• **YOUR OBJECTIVE**: Output every entry exactly as given.

--- start of DATA EXTRACT ---

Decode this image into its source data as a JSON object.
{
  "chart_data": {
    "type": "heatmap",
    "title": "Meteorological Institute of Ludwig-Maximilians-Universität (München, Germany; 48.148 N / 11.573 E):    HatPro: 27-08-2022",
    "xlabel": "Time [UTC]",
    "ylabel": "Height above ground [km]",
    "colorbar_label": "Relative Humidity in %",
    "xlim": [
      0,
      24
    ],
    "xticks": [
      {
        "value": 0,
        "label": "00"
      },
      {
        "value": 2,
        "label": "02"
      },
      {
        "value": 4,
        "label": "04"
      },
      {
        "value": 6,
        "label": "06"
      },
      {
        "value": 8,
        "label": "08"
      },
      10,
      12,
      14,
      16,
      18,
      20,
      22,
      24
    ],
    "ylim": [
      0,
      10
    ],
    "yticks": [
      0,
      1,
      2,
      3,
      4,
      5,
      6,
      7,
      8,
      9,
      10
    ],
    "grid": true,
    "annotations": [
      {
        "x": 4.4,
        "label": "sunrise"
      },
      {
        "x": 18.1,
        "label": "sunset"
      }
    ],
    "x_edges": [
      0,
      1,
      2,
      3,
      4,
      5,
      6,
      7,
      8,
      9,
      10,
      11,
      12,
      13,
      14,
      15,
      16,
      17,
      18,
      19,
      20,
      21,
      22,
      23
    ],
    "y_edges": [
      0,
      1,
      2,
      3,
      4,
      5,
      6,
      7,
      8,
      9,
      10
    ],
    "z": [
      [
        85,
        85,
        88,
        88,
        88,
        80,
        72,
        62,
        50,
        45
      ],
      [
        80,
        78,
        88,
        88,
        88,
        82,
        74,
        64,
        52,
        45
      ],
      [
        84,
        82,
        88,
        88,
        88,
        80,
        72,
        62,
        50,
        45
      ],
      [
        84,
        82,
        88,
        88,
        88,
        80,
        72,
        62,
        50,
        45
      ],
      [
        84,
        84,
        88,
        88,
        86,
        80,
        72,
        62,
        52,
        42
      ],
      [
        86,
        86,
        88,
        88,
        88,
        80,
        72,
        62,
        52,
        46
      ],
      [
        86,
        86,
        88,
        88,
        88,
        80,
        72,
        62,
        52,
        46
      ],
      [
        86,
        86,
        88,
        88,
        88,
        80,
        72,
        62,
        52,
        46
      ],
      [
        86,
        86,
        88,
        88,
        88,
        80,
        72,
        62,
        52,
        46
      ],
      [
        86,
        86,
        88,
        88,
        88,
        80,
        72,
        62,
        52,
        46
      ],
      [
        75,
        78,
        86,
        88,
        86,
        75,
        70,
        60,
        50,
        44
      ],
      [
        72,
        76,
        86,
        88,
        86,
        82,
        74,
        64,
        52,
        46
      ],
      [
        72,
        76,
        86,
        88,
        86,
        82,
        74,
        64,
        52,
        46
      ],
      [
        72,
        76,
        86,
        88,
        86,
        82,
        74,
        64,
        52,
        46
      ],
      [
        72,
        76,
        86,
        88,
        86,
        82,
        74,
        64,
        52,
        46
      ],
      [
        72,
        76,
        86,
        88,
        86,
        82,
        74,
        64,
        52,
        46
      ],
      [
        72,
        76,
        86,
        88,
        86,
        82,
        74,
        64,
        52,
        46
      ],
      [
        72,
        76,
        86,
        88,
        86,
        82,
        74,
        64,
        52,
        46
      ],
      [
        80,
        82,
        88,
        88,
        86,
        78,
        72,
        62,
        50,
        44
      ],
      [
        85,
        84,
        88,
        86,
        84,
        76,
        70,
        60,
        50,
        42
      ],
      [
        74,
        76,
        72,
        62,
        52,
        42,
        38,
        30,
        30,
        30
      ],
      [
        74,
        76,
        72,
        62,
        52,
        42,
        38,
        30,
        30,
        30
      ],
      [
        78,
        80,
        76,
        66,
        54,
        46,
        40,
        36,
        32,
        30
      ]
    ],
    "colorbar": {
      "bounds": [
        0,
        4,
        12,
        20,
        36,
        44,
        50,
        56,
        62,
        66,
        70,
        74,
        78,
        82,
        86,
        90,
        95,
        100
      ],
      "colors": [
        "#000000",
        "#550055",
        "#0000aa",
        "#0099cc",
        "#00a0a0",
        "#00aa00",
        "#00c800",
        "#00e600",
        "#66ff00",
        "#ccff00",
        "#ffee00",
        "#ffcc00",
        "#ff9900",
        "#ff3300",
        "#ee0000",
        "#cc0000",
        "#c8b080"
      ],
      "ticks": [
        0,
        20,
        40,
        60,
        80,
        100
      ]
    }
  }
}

--- end of DATA EXTRACT ---

• **EXERCISE RESPONSE**:
Decode this image into its source data as a JSON object.
{
  "chart_data": {
    "type": "heatmap",
    "title": "Meteorological Institute of Ludwig-Maximilians-Universität (München, Germany; 48.148 N / 11.573 E):    HatPro: 27-08-2022",
    "xlabel": "Time [UTC]",
    "ylabel": "Height above ground [km]",
    "colorbar_label": "Relative Humidity in %",
    "xlim": [
      0,
      24
    ],
    "xticks": [
      {
        "value": 0,
        "label": "00"
      },
      {
        "value": 2,
        "label": "02"
      },
      {
        "value": 4,
        "label": "04"
      },
      {
        "value": 6,
        "label": "06"
      },
      {
        "value": 8,
        "label": "08"
      },
      10,
      12,
      14,
      16,
      18,
      20,
      22,
      24
    ],
    "ylim": [
      0,
      10
    ],
    "yticks": [
      0,
      1,
      2,
      3,
      4,
      5,
      6,
      7,
      8,
      9,
      10
    ],
    "grid": true,
    "annotations": [
      {
        "x": 4.4,
        "label": "sunrise"
      },
      {
        "x": 18.1,
        "label": "sunset"
      }
    ],
    "x_edges": [
      0,
      1,
      2,
      3,
      4,
      5,
      6,
      7,
      8,
      9,
      10,
      11,
      12,
      13,
      14,
      15,
      16,
      17,
      18,
      19,
      20,
      21,
      22,
      23
    ],
    "y_edges": [
      0,
      1,
      2,
      3,
      4,
      5,
      6,
      7,
      8,
      9,
      10
    ],
    "z": [
      [
        85,
        85,
        88,
        88,
        88,
        80,
        72,
        62,
        50,
        45
      ],
      [
        80,
        78,
        88,
        88,
        88,
        82,
        74,
        64,
        52,
        45
      ],
      [
        84,
        82,
        88,
        88,
        88,
        80,
        72,
        62,
        50,
        45
      ],
      [
        84,
        82,
        88,
        88,
        88,
        80,
        72,
        62,
        50,
        45
      ],
      [
        84,
        84,
        88,
        88,
        86,
        80,
        72,
        62,
        52,
        42
      ],
      [
        86,
        86,
        88,
        88,
        88,
        80,
        72,
        62,
        52,
        46
      ],
      [
        86,
        86,
        88,
        88,
        88,
        80,
        72,
        62,
        52,
        46
      ],
      [
        86,
        86,
        88,
        88,
        88,
        80,
        72,
        62,
        52,
        46
      ],
      [
        86,
        86,
        88,
        88,
        88,
        80,
        72,
        62,
        52,
        46
      ],
      [
        86,
        86,
        88,
        88,
        88,
        80,
        72,
        62,
        52,
        46
      ],
      [
        75,
        78,
        86,
        88,
        86,
        75,
        70,
        60,
        50,
        44
      ],
      [
        72,
        76,
        86,
        88,
        86,
        82,
        74,
        64,
        52,
        46
      ],
      [
        72,
        76,
        86,
        88,
        86,
        82,
        74,
        64,
        52,
        46
      ],
      [
        72,
        76,
        86,
        88,
        86,
        82,
        74,
        64,
        52,
        46
      ],
      [
        72,
        76,
        86,
        88,
        86,
        82,
        74,
        64,
        52,
        46
      ],
      [
        72,
        76,
        86,
        88,
        86,
        82,
        74,
        64,
        52,
        46
      ],
      [
        72,
        76,
        86,
        88,
        86,
        82,
        74,
        64,
        52,
        46
      ],
      [
        72,
        76,
        86,
        88,
        86,
        82,
        74,
        64,
        52,
        46
      ],
      [
        80,
        82,
        88,
        88,
        86,
        78,
        72,
        62,
        50,
        44
      ],
      [
        85,
        84,
        88,
        86,
        84,
        76,
        70,
        60,
        50,
        42
      ],
      [
        74,
        76,
        72,
        62,
        52,
        42,
        38,
        30,
        30,
        30
      ],
      [
        74,
        76,
        72,
        62,
        52,
        42,
        38,
        30,
        30,
        30
      ],
      [
        78,
        80,
        76,
        66,
        54,
        46,
        40,
        36,
        32,
        30
      ]
    ],
    "colorbar": {
      "bounds": [
        0,
        4,
        12,
        20,
        36,
        44,
        50,
        56,
        62,
        66,
        70,
        74,
        78,
        82,
        86,
        90,
        95,
        100
      ],
      "colors": [
        "#000000",
        "#550055",
        "#0000aa",
        "#0099cc",
        "#00a0a0",
        "#00aa00",
        "#00c800",
        "#00e600",
        "#66ff00",
        "#ccff00",
        "#ffee00",
        "#ffcc00",
        "#ff9900",
        "#ff3300",
        "#ee0000",
        "#cc0000",
        "#c8b080"
      ],
      "ticks": [
        0,
        20,
        40,
        60,
        80,
        100
      ]
    }
  }
}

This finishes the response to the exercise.